WHAT THE EXERCISE ASKS: Arrange the part of the entries that opens with the line containing "Decompose this app" and closes with the line containing "button[interactable]: 睡眠时长: <box>17 894" as a JSON list of strings, one string per line with blank lines left out.

RECORDS TO PROCESS:
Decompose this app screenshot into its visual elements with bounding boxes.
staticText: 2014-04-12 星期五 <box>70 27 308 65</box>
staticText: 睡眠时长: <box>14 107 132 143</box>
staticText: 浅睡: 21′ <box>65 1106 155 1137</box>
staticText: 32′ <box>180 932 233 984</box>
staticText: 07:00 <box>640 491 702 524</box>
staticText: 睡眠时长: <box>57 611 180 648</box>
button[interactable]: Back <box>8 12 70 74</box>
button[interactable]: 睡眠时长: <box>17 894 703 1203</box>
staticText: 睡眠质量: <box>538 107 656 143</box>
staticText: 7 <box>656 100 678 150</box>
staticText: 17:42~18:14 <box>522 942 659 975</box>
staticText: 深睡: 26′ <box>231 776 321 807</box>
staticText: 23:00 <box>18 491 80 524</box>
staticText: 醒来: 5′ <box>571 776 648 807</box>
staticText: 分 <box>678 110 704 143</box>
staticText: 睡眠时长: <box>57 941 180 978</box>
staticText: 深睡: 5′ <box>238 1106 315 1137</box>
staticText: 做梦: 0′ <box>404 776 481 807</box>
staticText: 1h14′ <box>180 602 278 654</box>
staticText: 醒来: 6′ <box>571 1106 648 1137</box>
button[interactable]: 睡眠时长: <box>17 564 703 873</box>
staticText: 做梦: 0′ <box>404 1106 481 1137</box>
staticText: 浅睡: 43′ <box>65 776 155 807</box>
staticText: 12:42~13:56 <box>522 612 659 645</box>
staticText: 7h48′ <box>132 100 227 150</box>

---

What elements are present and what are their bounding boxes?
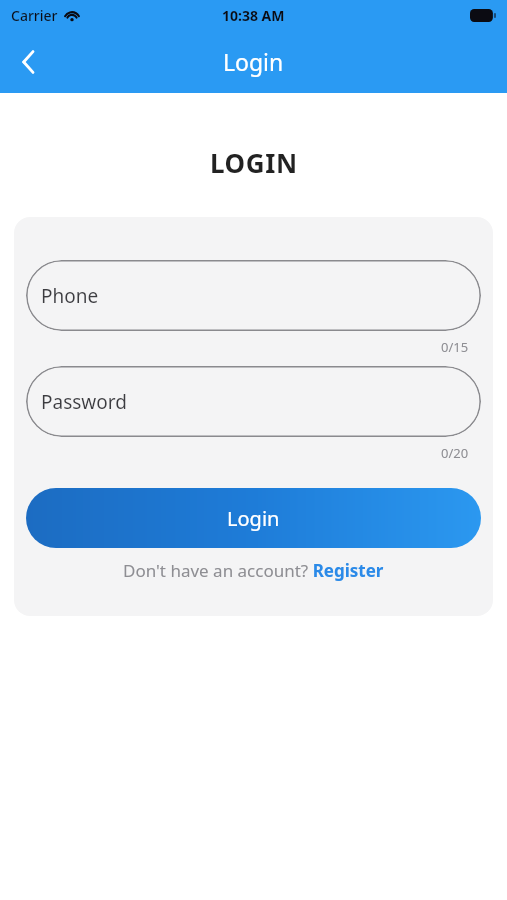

WORKED SOLUTION:
[
  "Decompose this app screenshot into its visual elements with bounding boxes.",
  "staticText: 2014-04-12 星期五 <box>70 27 308 65</box>",
  "staticText: 睡眠时长: <box>14 107 132 143</box>",
  "staticText: 浅睡: 21′ <box>65 1106 155 1137</box>",
  "staticText: 32′ <box>180 932 233 984</box>",
  "staticText: 07:00 <box>640 491 702 524</box>",
  "staticText: 睡眠时长: <box>57 611 180 648</box>",
  "button[interactable]: Back <box>8 12 70 74</box>",
  "button[interactable]: 睡眠时长: <box>17 894 703 1203</box>"
]